* _WRITTEN PROBLEM_
Pull every line containing the word "phátxít" from the records.

BEGIN MATERIAL

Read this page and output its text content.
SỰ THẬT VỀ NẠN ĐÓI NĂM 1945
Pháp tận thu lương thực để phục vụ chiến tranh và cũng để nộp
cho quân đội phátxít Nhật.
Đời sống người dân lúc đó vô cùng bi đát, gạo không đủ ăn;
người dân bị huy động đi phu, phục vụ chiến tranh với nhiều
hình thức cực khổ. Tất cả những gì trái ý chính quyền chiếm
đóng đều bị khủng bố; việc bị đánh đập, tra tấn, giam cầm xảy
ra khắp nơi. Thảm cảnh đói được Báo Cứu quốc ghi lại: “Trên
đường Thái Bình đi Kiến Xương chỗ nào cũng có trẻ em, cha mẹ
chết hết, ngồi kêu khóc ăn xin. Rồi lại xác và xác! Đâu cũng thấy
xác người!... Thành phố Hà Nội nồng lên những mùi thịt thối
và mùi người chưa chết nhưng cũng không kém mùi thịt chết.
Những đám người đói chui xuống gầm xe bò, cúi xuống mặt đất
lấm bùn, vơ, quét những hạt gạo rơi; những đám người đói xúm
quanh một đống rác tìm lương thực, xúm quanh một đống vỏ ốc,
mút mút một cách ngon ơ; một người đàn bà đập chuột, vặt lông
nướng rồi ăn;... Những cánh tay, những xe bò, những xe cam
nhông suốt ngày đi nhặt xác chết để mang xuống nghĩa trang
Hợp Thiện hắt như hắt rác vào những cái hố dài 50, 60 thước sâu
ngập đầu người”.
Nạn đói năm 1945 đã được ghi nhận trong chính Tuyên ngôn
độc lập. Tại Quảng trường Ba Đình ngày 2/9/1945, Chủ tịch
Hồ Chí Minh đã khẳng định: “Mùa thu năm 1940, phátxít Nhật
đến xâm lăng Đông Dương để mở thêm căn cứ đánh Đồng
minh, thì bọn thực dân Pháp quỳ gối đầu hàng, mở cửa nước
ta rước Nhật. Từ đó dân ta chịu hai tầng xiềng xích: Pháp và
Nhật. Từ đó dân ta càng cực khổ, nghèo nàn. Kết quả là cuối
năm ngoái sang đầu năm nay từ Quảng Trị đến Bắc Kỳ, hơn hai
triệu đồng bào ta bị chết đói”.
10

END MATERIAL

* _TASK RESPONSE_
cho quân đội phátxít Nhật.
Hồ Chí Minh đã khẳng định: “Mùa thu năm 1940, phátxít Nhật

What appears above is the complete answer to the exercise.